§ EXERCISE DETAILS
All of the material below is to be repeated exactly.
--- Start ---
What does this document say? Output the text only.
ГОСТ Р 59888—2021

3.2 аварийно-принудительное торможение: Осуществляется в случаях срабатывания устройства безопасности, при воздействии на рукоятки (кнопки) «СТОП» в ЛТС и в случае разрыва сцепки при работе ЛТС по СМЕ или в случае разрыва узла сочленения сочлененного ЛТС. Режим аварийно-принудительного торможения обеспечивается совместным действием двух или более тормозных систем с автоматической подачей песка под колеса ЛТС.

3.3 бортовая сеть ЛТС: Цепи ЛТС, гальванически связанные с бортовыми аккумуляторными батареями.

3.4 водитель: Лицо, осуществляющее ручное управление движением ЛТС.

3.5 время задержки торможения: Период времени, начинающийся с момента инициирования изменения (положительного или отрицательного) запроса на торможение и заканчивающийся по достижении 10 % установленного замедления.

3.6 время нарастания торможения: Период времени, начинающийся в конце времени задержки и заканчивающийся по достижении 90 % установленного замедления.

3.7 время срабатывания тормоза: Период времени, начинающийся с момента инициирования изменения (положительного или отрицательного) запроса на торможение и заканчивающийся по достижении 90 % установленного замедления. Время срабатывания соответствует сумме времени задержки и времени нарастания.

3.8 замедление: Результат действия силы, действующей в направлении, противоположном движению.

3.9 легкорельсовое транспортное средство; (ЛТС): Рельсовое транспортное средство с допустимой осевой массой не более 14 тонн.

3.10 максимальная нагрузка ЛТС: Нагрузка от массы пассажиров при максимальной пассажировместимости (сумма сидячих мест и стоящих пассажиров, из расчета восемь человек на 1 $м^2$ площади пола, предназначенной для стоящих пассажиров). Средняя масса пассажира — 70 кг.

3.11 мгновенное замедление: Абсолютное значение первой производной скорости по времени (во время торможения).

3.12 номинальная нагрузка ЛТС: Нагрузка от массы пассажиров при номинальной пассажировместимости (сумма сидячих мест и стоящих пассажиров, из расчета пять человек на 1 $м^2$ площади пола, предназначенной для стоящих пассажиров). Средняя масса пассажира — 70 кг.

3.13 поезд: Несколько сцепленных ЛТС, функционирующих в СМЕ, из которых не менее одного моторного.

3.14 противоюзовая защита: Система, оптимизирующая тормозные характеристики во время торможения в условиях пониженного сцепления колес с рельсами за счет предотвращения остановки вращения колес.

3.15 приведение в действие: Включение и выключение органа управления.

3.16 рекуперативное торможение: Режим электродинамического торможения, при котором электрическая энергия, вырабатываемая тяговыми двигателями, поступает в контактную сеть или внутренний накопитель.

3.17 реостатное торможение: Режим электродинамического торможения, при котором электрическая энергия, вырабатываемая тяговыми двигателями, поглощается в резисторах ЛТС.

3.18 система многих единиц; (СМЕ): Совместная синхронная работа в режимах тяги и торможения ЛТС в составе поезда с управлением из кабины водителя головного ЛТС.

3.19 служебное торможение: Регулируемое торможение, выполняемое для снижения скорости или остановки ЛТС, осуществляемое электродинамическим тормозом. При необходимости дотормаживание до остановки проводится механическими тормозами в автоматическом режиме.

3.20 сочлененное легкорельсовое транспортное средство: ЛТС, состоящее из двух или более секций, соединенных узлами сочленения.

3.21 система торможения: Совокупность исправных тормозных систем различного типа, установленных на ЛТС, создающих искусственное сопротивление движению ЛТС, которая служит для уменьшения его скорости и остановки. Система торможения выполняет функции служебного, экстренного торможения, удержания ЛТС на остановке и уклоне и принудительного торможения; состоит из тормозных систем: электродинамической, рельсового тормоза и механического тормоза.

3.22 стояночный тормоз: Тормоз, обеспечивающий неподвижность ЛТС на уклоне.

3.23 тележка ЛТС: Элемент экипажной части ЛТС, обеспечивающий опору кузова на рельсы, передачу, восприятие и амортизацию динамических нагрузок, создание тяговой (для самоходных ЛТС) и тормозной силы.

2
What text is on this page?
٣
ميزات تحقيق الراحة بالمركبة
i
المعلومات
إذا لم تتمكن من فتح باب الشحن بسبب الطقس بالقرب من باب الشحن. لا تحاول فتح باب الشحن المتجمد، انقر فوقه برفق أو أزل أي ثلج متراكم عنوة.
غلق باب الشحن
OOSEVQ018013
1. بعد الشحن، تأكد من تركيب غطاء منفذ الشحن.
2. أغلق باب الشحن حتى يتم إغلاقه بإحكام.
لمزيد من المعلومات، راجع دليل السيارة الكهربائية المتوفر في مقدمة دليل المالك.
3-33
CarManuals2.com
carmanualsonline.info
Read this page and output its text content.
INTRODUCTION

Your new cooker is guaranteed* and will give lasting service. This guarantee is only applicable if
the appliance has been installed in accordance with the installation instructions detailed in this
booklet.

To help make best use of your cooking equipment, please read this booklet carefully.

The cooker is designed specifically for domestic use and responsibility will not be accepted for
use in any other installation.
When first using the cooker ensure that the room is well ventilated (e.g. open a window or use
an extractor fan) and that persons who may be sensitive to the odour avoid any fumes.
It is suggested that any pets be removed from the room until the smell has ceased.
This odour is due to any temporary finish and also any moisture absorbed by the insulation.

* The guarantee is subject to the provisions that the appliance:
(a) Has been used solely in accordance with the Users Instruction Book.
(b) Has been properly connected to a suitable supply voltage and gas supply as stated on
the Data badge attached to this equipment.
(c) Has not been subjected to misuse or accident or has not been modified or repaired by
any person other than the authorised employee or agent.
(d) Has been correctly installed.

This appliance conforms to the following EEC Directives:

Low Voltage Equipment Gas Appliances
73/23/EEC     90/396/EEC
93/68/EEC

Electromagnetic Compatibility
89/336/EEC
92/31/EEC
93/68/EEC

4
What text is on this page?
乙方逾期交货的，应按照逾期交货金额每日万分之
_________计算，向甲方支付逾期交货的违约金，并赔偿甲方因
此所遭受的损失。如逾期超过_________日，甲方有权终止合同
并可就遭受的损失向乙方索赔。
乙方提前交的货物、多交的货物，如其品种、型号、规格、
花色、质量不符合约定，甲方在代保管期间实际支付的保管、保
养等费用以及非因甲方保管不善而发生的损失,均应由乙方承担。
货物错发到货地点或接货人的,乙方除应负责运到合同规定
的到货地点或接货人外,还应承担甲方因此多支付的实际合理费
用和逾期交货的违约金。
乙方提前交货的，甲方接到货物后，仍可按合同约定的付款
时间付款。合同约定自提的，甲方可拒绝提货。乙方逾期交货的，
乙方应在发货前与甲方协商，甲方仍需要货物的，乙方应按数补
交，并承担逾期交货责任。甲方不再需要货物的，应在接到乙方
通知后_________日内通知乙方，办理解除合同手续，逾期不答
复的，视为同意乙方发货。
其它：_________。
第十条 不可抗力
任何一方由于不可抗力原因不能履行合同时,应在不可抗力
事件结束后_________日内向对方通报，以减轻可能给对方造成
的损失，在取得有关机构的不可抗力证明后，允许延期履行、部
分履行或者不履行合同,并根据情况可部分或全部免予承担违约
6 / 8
--- End ---
§ WRITTEN RESPONSE
What does this document say? Output the text only.
ГОСТ Р 59888—2021

3.2 аварийно-принудительное торможение: Осуществляется в случаях срабатывания устройства безопасности, при воздействии на рукоятки (кнопки) «СТОП» в ЛТС и в случае разрыва сцепки при работе ЛТС по СМЕ или в случае разрыва узла сочленения сочлененного ЛТС. Режим аварийно-принудительного торможения обеспечивается совместным действием двух или более тормозных систем с автоматической подачей песка под колеса ЛТС.

3.3 бортовая сеть ЛТС: Цепи ЛТС, гальванически связанные с бортовыми аккумуляторными батареями.

3.4 водитель: Лицо, осуществляющее ручное управление движением ЛТС.

3.5 время задержки торможения: Период времени, начинающийся с момента инициирования изменения (положительного или отрицательного) запроса на торможение и заканчивающийся по достижении 10 % установленного замедления.

3.6 время нарастания торможения: Период времени, начинающийся в конце времени задержки и заканчивающийся по достижении 90 % установленного замедления.

3.7 время срабатывания тормоза: Период времени, начинающийся с момента инициирования изменения (положительного или отрицательного) запроса на торможение и заканчивающийся по достижении 90 % установленного замедления. Время срабатывания соответствует сумме времени задержки и времени нарастания.

3.8 замедление: Результат действия силы, действующей в направлении, противоположном движению.

3.9 легкорельсовое транспортное средство; (ЛТС): Рельсовое транспортное средство с допустимой осевой массой не более 14 тонн.

3.10 максимальная нагрузка ЛТС: Нагрузка от массы пассажиров при максимальной пассажировместимости (сумма сидячих мест и стоящих пассажиров, из расчета восемь человек на 1 $м^2$ площади пола, предназначенной для стоящих пассажиров). Средняя масса пассажира — 70 кг.

3.11 мгновенное замедление: Абсолютное значение первой производной скорости по времени (во время торможения).

3.12 номинальная нагрузка ЛТС: Нагрузка от массы пассажиров при номинальной пассажировместимости (сумма сидячих мест и стоящих пассажиров, из расчета пять человек на 1 $м^2$ площади пола, предназначенной для стоящих пассажиров). Средняя масса пассажира — 70 кг.

3.13 поезд: Несколько сцепленных ЛТС, функционирующих в СМЕ, из которых не менее одного моторного.

3.14 противоюзовая защита: Система, оптимизирующая тормозные характеристики во время торможения в условиях пониженного сцепления колес с рельсами за счет предотвращения остановки вращения колес.

3.15 приведение в действие: Включение и выключение органа управления.

3.16 рекуперативное торможение: Режим электродинамического торможения, при котором электрическая энергия, вырабатываемая тяговыми двигателями, поступает в контактную сеть или внутренний накопитель.

3.17 реостатное торможение: Режим электродинамического торможения, при котором электрическая энергия, вырабатываемая тяговыми двигателями, поглощается в резисторах ЛТС.

3.18 система многих единиц; (СМЕ): Совместная синхронная работа в режимах тяги и торможения ЛТС в составе поезда с управлением из кабины водителя головного ЛТС.

3.19 служебное торможение: Регулируемое торможение, выполняемое для снижения скорости или остановки ЛТС, осуществляемое электродинамическим тормозом. При необходимости дотормаживание до остановки проводится механическими тормозами в автоматическом режиме.

3.20 сочлененное легкорельсовое транспортное средство: ЛТС, состоящее из двух или более секций, соединенных узлами сочленения.

3.21 система торможения: Совокупность исправных тормозных систем различного типа, установленных на ЛТС, создающих искусственное сопротивление движению ЛТС, которая служит для уменьшения его скорости и остановки. Система торможения выполняет функции служебного, экстренного торможения, удержания ЛТС на остановке и уклоне и принудительного торможения; состоит из тормозных систем: электродинамической, рельсового тормоза и механического тормоза.

3.22 стояночный тормоз: Тормоз, обеспечивающий неподвижность ЛТС на уклоне.

3.23 тележка ЛТС: Элемент экипажной части ЛТС, обеспечивающий опору кузова на рельсы, передачу, восприятие и амортизацию динамических нагрузок, создание тяговой (для самоходных ЛТС) и тормозной силы.

2
What text is on this page?
٣
ميزات تحقيق الراحة بالمركبة
i
المعلومات
إذا لم تتمكن من فتح باب الشحن بسبب الطقس بالقرب من باب الشحن. لا تحاول فتح باب الشحن المتجمد، انقر فوقه برفق أو أزل أي ثلج متراكم عنوة.
غلق باب الشحن
OOSEVQ018013
1. بعد الشحن، تأكد من تركيب غطاء منفذ الشحن.
2. أغلق باب الشحن حتى يتم إغلاقه بإحكام.
لمزيد من المعلومات، راجع دليل السيارة الكهربائية المتوفر في مقدمة دليل المالك.
3-33
CarManuals2.com
carmanualsonline.info
Read this page and output its text content.
INTRODUCTION

Your new cooker is guaranteed* and will give lasting service. This guarantee is only applicable if
the appliance has been installed in accordance with the installation instructions detailed in this
booklet.

To help make best use of your cooking equipment, please read this booklet carefully.

The cooker is designed specifically for domestic use and responsibility will not be accepted for
use in any other installation.
When first using the cooker ensure that the room is well ventilated (e.g. open a window or use
an extractor fan) and that persons who may be sensitive to the odour avoid any fumes.
It is suggested that any pets be removed from the room until the smell has ceased.
This odour is due to any temporary finish and also any moisture absorbed by the insulation.

* The guarantee is subject to the provisions that the appliance:
(a) Has been used solely in accordance with the Users Instruction Book.
(b) Has been properly connected to a suitable supply voltage and gas supply as stated on
the Data badge attached to this equipment.
(c) Has not been subjected to misuse or accident or has not been modified or repaired by
any person other than the authorised employee or agent.
(d) Has been correctly installed.

This appliance conforms to the following EEC Directives:

Low Voltage Equipment Gas Appliances
73/23/EEC     90/396/EEC
93/68/EEC

Electromagnetic Compatibility
89/336/EEC
92/31/EEC
93/68/EEC

4
What text is on this page?
乙方逾期交货的，应按照逾期交货金额每日万分之
_________计算，向甲方支付逾期交货的违约金，并赔偿甲方因
此所遭受的损失。如逾期超过_________日，甲方有权终止合同
并可就遭受的损失向乙方索赔。
乙方提前交的货物、多交的货物，如其品种、型号、规格、
花色、质量不符合约定，甲方在代保管期间实际支付的保管、保
养等费用以及非因甲方保管不善而发生的损失,均应由乙方承担。
货物错发到货地点或接货人的,乙方除应负责运到合同规定
的到货地点或接货人外,还应承担甲方因此多支付的实际合理费
用和逾期交货的违约金。
乙方提前交货的，甲方接到货物后，仍可按合同约定的付款
时间付款。合同约定自提的，甲方可拒绝提货。乙方逾期交货的，
乙方应在发货前与甲方协商，甲方仍需要货物的，乙方应按数补
交，并承担逾期交货责任。甲方不再需要货物的，应在接到乙方
通知后_________日内通知乙方，办理解除合同手续，逾期不答
复的，视为同意乙方发货。
其它：_________。
第十条 不可抗力
任何一方由于不可抗力原因不能履行合同时,应在不可抗力
事件结束后_________日内向对方通报，以减轻可能给对方造成
的损失，在取得有关机构的不可抗力证明后，允许延期履行、部
分履行或者不履行合同,并根据情况可部分或全部免予承担违约
6 / 8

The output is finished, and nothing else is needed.